[EXERCISE OBJECTIVE] Count lines holding the string "воду" in the data that follows. Reply with one number only.

= = = =

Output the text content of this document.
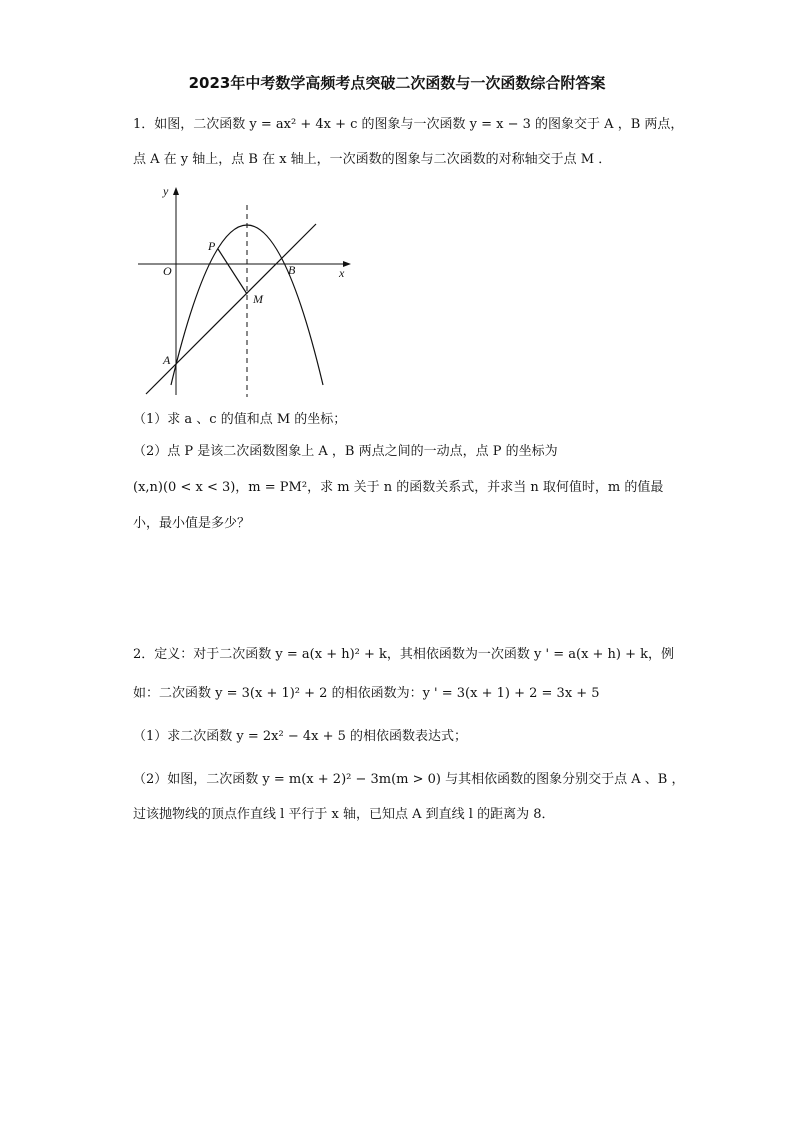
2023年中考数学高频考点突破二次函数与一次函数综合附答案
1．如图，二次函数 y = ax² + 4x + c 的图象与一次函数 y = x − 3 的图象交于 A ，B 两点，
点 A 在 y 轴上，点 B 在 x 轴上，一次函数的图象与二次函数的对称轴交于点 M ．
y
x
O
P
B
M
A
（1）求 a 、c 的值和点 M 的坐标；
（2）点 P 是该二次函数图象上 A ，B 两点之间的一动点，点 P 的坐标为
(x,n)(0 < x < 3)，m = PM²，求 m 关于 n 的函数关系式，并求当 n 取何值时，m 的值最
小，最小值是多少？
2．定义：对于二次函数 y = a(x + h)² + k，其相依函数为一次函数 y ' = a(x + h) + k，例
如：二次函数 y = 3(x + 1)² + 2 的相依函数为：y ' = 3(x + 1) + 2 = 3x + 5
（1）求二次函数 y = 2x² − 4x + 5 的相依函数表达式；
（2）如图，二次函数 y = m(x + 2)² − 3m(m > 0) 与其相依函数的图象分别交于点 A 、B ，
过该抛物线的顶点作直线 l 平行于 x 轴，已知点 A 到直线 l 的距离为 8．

= = = =

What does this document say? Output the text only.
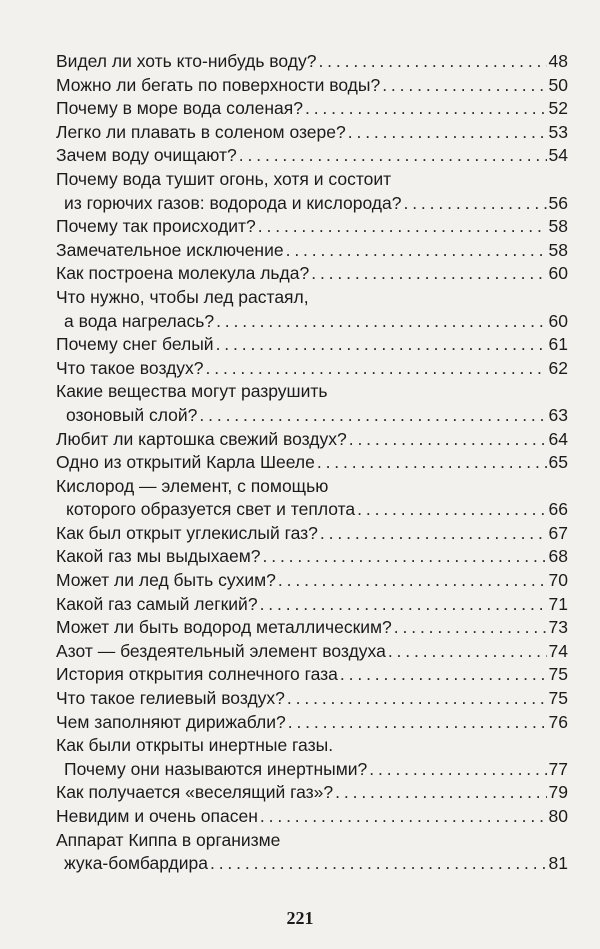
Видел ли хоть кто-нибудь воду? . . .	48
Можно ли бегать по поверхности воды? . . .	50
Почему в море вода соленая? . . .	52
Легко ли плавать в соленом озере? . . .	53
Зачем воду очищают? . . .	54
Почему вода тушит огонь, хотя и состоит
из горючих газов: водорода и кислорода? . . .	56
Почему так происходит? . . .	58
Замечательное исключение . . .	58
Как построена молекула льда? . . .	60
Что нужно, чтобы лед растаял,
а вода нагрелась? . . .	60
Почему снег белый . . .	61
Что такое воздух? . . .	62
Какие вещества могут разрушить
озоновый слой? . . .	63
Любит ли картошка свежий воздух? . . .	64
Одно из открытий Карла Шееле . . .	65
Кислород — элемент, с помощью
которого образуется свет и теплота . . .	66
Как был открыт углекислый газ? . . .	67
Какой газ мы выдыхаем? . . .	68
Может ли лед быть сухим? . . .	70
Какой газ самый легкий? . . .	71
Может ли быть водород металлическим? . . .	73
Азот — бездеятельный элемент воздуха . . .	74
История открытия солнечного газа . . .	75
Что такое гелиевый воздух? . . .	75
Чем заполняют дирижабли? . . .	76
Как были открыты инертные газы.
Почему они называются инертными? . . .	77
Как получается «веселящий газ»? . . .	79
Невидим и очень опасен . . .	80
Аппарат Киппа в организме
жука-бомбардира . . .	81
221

= = = =

[OUTPUT OF THE EXERCISE] 2